(Beginning of DATA RECORDS)

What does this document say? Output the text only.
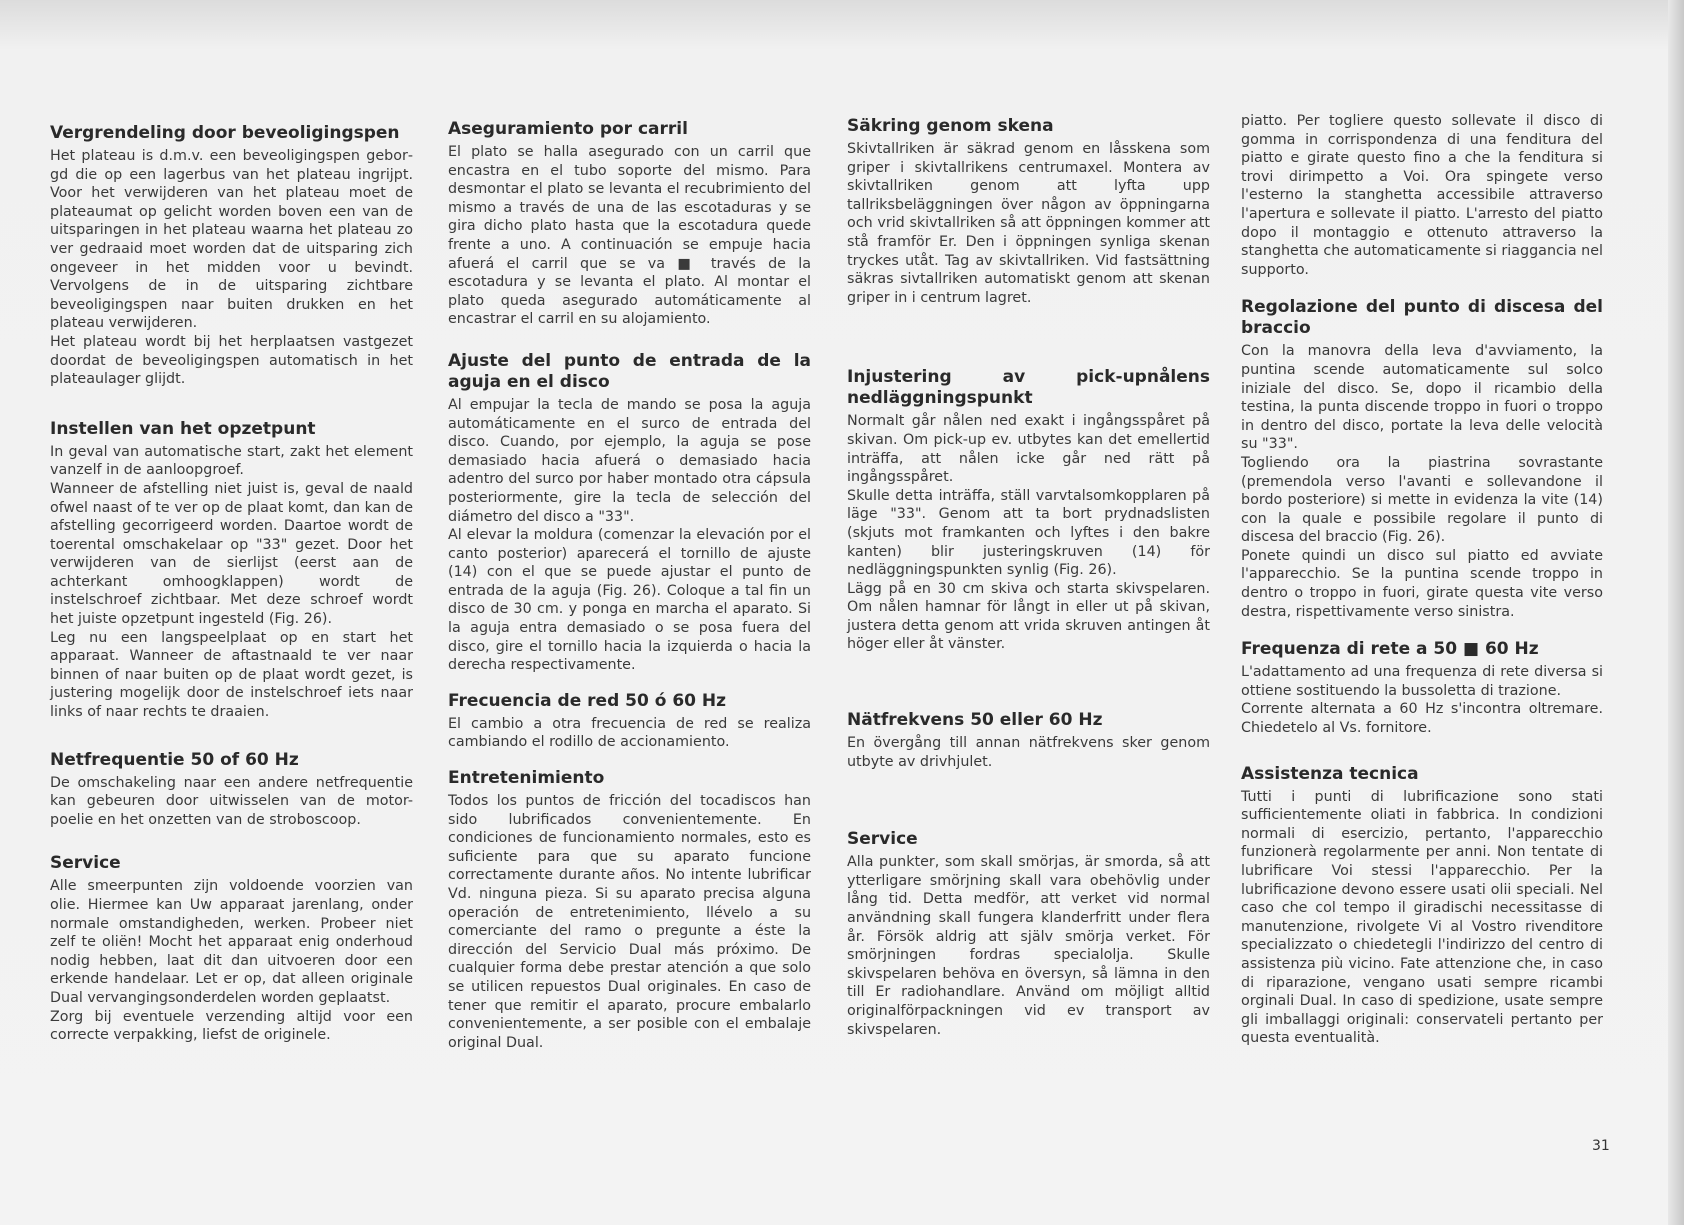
Vergrendeling door beveoligingspen

Het plateau is d.m.v. een beveoligingspen geborgd die op een lagerbus van het plateau ingrijpt. Voor het verwijderen van het plateau moet de plateaumat op gelicht worden boven een van de uitsparingen in het plateau waarna het plateau zo ver gedraaid moet worden dat de uitsparing zich ongeveer in het midden voor u bevindt. Vervolgens de in de uitsparing zichtbare beveoligingspen naar buiten drukken en het plateau verwijderen.

Het plateau wordt bij het herplaatsen vastgezet doordat de beveoligingspen automatisch in het plateaulager glijdt.

Instellen van het opzetpunt

In geval van automatische start, zakt het element vanzelf in de aanloopgroef.

Wanneer de afstelling niet juist is, geval de naald ofwel naast of te ver op de plaat komt, dan kan de afstelling gecorrigeerd worden. Daartoe wordt de toerental omschakelaar op "33" gezet. Door het verwijderen van de sierlijst (eerst aan de achterkant omhoogklappen) wordt de instelschroef zichtbaar. Met deze schroef wordt het juiste opzetpunt ingesteld (Fig. 26).

Leg nu een langspeelplaat op en start het apparaat. Wanneer de aftastnaald te ver naar binnen of naar buiten op de plaat wordt gezet, is justering mogelijk door de instelschroef iets naar links of naar rechts te draaien.

Netfrequentie 50 of 60 Hz

De omschakeling naar een andere netfrequentie kan gebeuren door uitwisselen van de motor-poelie en het onzetten van de stroboscoop.

Service

Alle smeerpunten zijn voldoende voorzien van olie. Hiermee kan Uw apparaat jarenlang, onder normale omstandigheden, werken. Probeer niet zelf te oliën! Mocht het apparaat enig onderhoud nodig hebben, laat dit dan uitvoeren door een erkende handelaar. Let er op, dat alleen originale Dual vervangingsonderdelen worden geplaatst.

Zorg bij eventuele verzending altijd voor een correcte verpakking, liefst de originele.

Aseguramiento por carril

El plato se halla asegurado con un carril que encastra en el tubo soporte del mismo. Para desmontar el plato se levanta el recubrimiento del mismo a través de una de las escotaduras y se gira dicho plato hasta que la escotadura quede frente a uno. A continuación se empuje hacia afuerá el carril que se va ■ través de la escotadura y se levanta el plato. Al montar el plato queda asegurado automáticamente al encastrar el carril en su alojamiento.

Ajuste del punto de entrada de la aguja en el disco

Al empujar la tecla de mando se posa la aguja automáticamente en el surco de entrada del disco. Cuando, por ejemplo, la aguja se pose demasiado hacia afuerá o demasiado hacia adentro del surco por haber montado otra cápsula posteriormente, gire la tecla de selección del diámetro del disco a "33".

Al elevar la moldura (comenzar la elevación por el canto posterior) aparecerá el tornillo de ajuste (14) con el que se puede ajustar el punto de entrada de la aguja (Fig. 26). Coloque a tal fin un disco de 30 cm. y ponga en marcha el aparato. Si la aguja entra demasiado o se posa fuera del disco, gire el tornillo hacia la izquierda o hacia la derecha respectivamente.

Frecuencia de red 50 ó 60 Hz

El cambio a otra frecuencia de red se realiza cambiando el rodillo de accionamiento.

Entretenimiento

Todos los puntos de fricción del tocadiscos han sido lubrificados convenientemente. En condiciones de funcionamiento normales, esto es suficiente para que su aparato funcione correctamente durante años. No intente lubrificar Vd. ninguna pieza. Si su aparato precisa alguna operación de entretenimiento, llévelo a su comerciante del ramo o pregunte a éste la dirección del Servicio Dual más próximo. De cualquier forma debe prestar atención a que solo se utilicen repuestos Dual originales. En caso de tener que remitir el aparato, procure embalarlo convenientemente, a ser posible con el embalaje original Dual.

Säkring genom skena

Skivtallriken är säkrad genom en låsskena som griper i skivtallrikens centrumaxel. Montera av skivtallriken genom att lyfta upp tallriksbeläggningen över någon av öppningarna och vrid skivtallriken så att öppningen kommer att stå framför Er. Den i öppningen synliga skenan tryckes utåt. Tag av skivtallriken. Vid fastsättning säkras sivtallriken automatiskt genom att skenan griper in i centrum lagret.

Injustering av pick-upnålens nedläggningspunkt

Normalt går nålen ned exakt i ingångsspåret på skivan. Om pick-up ev. utbytes kan det emellertid inträffa, att nålen icke går ned rätt på ingångsspåret.

Skulle detta inträffa, ställ varvtalsomkopplaren på läge "33". Genom att ta bort prydnadslisten (skjuts mot framkanten och lyftes i den bakre kanten) blir justeringskruven (14) för nedläggningspunkten synlig (Fig. 26).

Lägg på en 30 cm skiva och starta skivspelaren. Om nålen hamnar för långt in eller ut på skivan, justera detta genom att vrida skruven antingen åt höger eller åt vänster.

Nätfrekvens 50 eller 60 Hz

En övergång till annan nätfrekvens sker genom utbyte av drivhjulet.

Service

Alla punkter, som skall smörjas, är smorda, så att ytterligare smörjning skall vara obehövlig under lång tid. Detta medför, att verket vid normal användning skall fungera klanderfritt under flera år. Försök aldrig att själv smörja verket. För smörjningen fordras specialolja. Skulle skivspelaren behöva en översyn, så lämna in den till Er radiohandlare. Använd om möjligt alltid originalförpackningen vid ev transport av skivspelaren.

piatto. Per togliere questo sollevate il disco di gomma in corrispondenza di una fenditura del piatto e girate questo fino a che la fenditura si trovi dirimpetto a Voi. Ora spingete verso l'esterno la stanghetta accessibile attraverso l'apertura e sollevate il piatto. L'arresto del piatto dopo il montaggio e ottenuto attraverso la stanghetta che automaticamente si riaggancia nel supporto.

Regolazione del punto di discesa del braccio

Con la manovra della leva d'avviamento, la puntina scende automaticamente sul solco iniziale del disco. Se, dopo il ricambio della testina, la punta discende troppo in fuori o troppo in dentro del disco, portate la leva delle velocità su "33".

Togliendo ora la piastrina sovrastante (premendola verso l'avanti e sollevandone il bordo posteriore) si mette in evidenza la vite (14) con la quale e possibile regolare il punto di discesa del braccio (Fig. 26).

Ponete quindi un disco sul piatto ed avviate l'apparecchio. Se la puntina scende troppo in dentro o troppo in fuori, girate questa vite verso destra, rispettivamente verso sinistra.

Frequenza di rete a 50 ■ 60 Hz

L'adattamento ad una frequenza di rete diversa si ottiene sostituendo la bussoletta di trazione.

Corrente alternata a 60 Hz s'incontra oltremare. Chiedetelo al Vs. fornitore.

Assistenza tecnica

Tutti i punti di lubrificazione sono stati sufficientemente oliati in fabbrica. In condizioni normali di esercizio, pertanto, l'apparecchio funzionerà regolarmente per anni. Non tentate di lubrificare Voi stessi l'apparecchio. Per la lubrificazione devono essere usati olii speciali. Nel caso che col tempo il giradischi necessitasse di manutenzione, rivolgete Vi al Vostro rivenditore specializzato o chiedetegli l'indirizzo del centro di assistenza più vicino. Fate attenzione che, in caso di riparazione, vengano usati sempre ricambi orginali Dual. In caso di spedizione, usate sempre gli imballaggi originali: conservateli pertanto per questa eventualità.

31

(End of DATA RECORDS)

WHAT TO WORK ON
Apart from the pictures, set down all the entries above exactly.

REPLY
What does this document say? Output the text only.
Vergrendeling door beveoligingspen

Het plateau is d.m.v. een beveoligingspen geborgd die op een lagerbus van het plateau ingrijpt. Voor het verwijderen van het plateau moet de plateaumat op gelicht worden boven een van de uitsparingen in het plateau waarna het plateau zo ver gedraaid moet worden dat de uitsparing zich ongeveer in het midden voor u bevindt. Vervolgens de in de uitsparing zichtbare beveoligingspen naar buiten drukken en het plateau verwijderen.

Het plateau wordt bij het herplaatsen vastgezet doordat de beveoligingspen automatisch in het plateaulager glijdt.

Instellen van het opzetpunt

In geval van automatische start, zakt het element vanzelf in de aanloopgroef.

Wanneer de afstelling niet juist is, geval de naald ofwel naast of te ver op de plaat komt, dan kan de afstelling gecorrigeerd worden. Daartoe wordt de toerental omschakelaar op "33" gezet. Door het verwijderen van de sierlijst (eerst aan de achterkant omhoogklappen) wordt de instelschroef zichtbaar. Met deze schroef wordt het juiste opzetpunt ingesteld (Fig. 26).

Leg nu een langspeelplaat op en start het apparaat. Wanneer de aftastnaald te ver naar binnen of naar buiten op de plaat wordt gezet, is justering mogelijk door de instelschroef iets naar links of naar rechts te draaien.

Netfrequentie 50 of 60 Hz

De omschakeling naar een andere netfrequentie kan gebeuren door uitwisselen van de motor-poelie en het onzetten van de stroboscoop.

Service

Alle smeerpunten zijn voldoende voorzien van olie. Hiermee kan Uw apparaat jarenlang, onder normale omstandigheden, werken. Probeer niet zelf te oliën! Mocht het apparaat enig onderhoud nodig hebben, laat dit dan uitvoeren door een erkende handelaar. Let er op, dat alleen originale Dual vervangingsonderdelen worden geplaatst.

Zorg bij eventuele verzending altijd voor een correcte verpakking, liefst de originele.

Aseguramiento por carril

El plato se halla asegurado con un carril que encastra en el tubo soporte del mismo. Para desmontar el plato se levanta el recubrimiento del mismo a través de una de las escotaduras y se gira dicho plato hasta que la escotadura quede frente a uno. A continuación se empuje hacia afuerá el carril que se va ■ través de la escotadura y se levanta el plato. Al montar el plato queda asegurado automáticamente al encastrar el carril en su alojamiento.

Ajuste del punto de entrada de la aguja en el disco

Al empujar la tecla de mando se posa la aguja automáticamente en el surco de entrada del disco. Cuando, por ejemplo, la aguja se pose demasiado hacia afuerá o demasiado hacia adentro del surco por haber montado otra cápsula posteriormente, gire la tecla de selección del diámetro del disco a "33".

Al elevar la moldura (comenzar la elevación por el canto posterior) aparecerá el tornillo de ajuste (14) con el que se puede ajustar el punto de entrada de la aguja (Fig. 26). Coloque a tal fin un disco de 30 cm. y ponga en marcha el aparato. Si la aguja entra demasiado o se posa fuera del disco, gire el tornillo hacia la izquierda o hacia la derecha respectivamente.

Frecuencia de red 50 ó 60 Hz

El cambio a otra frecuencia de red se realiza cambiando el rodillo de accionamiento.

Entretenimiento

Todos los puntos de fricción del tocadiscos han sido lubrificados convenientemente. En condiciones de funcionamiento normales, esto es suficiente para que su aparato funcione correctamente durante años. No intente lubrificar Vd. ninguna pieza. Si su aparato precisa alguna operación de entretenimiento, llévelo a su comerciante del ramo o pregunte a éste la dirección del Servicio Dual más próximo. De cualquier forma debe prestar atención a que solo se utilicen repuestos Dual originales. En caso de tener que remitir el aparato, procure embalarlo convenientemente, a ser posible con el embalaje original Dual.

Säkring genom skena

Skivtallriken är säkrad genom en låsskena som griper i skivtallrikens centrumaxel. Montera av skivtallriken genom att lyfta upp tallriksbeläggningen över någon av öppningarna och vrid skivtallriken så att öppningen kommer att stå framför Er. Den i öppningen synliga skenan tryckes utåt. Tag av skivtallriken. Vid fastsättning säkras sivtallriken automatiskt genom att skenan griper in i centrum lagret.

Injustering av pick-upnålens nedläggningspunkt

Normalt går nålen ned exakt i ingångsspåret på skivan. Om pick-up ev. utbytes kan det emellertid inträffa, att nålen icke går ned rätt på ingångsspåret.

Skulle detta inträffa, ställ varvtalsomkopplaren på läge "33". Genom att ta bort prydnadslisten (skjuts mot framkanten och lyftes i den bakre kanten) blir justeringskruven (14) för nedläggningspunkten synlig (Fig. 26).

Lägg på en 30 cm skiva och starta skivspelaren. Om nålen hamnar för långt in eller ut på skivan, justera detta genom att vrida skruven antingen åt höger eller åt vänster.

Nätfrekvens 50 eller 60 Hz

En övergång till annan nätfrekvens sker genom utbyte av drivhjulet.

Service

Alla punkter, som skall smörjas, är smorda, så att ytterligare smörjning skall vara obehövlig under lång tid. Detta medför, att verket vid normal användning skall fungera klanderfritt under flera år. Försök aldrig att själv smörja verket. För smörjningen fordras specialolja. Skulle skivspelaren behöva en översyn, så lämna in den till Er radiohandlare. Använd om möjligt alltid originalförpackningen vid ev transport av skivspelaren.

piatto. Per togliere questo sollevate il disco di gomma in corrispondenza di una fenditura del piatto e girate questo fino a che la fenditura si trovi dirimpetto a Voi. Ora spingete verso l'esterno la stanghetta accessibile attraverso l'apertura e sollevate il piatto. L'arresto del piatto dopo il montaggio e ottenuto attraverso la stanghetta che automaticamente si riaggancia nel supporto.

Regolazione del punto di discesa del braccio

Con la manovra della leva d'avviamento, la puntina scende automaticamente sul solco iniziale del disco. Se, dopo il ricambio della testina, la punta discende troppo in fuori o troppo in dentro del disco, portate la leva delle velocità su "33".

Togliendo ora la piastrina sovrastante (premendola verso l'avanti e sollevandone il bordo posteriore) si mette in evidenza la vite (14) con la quale e possibile regolare il punto di discesa del braccio (Fig. 26).

Ponete quindi un disco sul piatto ed avviate l'apparecchio. Se la puntina scende troppo in dentro o troppo in fuori, girate questa vite verso destra, rispettivamente verso sinistra.

Frequenza di rete a 50 ■ 60 Hz

L'adattamento ad una frequenza di rete diversa si ottiene sostituendo la bussoletta di trazione.

Corrente alternata a 60 Hz s'incontra oltremare. Chiedetelo al Vs. fornitore.

Assistenza tecnica

Tutti i punti di lubrificazione sono stati sufficientemente oliati in fabbrica. In condizioni normali di esercizio, pertanto, l'apparecchio funzionerà regolarmente per anni. Non tentate di lubrificare Voi stessi l'apparecchio. Per la lubrificazione devono essere usati olii speciali. Nel caso che col tempo il giradischi necessitasse di manutenzione, rivolgete Vi al Vostro rivenditore specializzato o chiedetegli l'indirizzo del centro di assistenza più vicino. Fate attenzione che, in caso di riparazione, vengano usati sempre ricambi orginali Dual. In caso di spedizione, usate sempre gli imballaggi originali: conservateli pertanto per questa eventualità.

31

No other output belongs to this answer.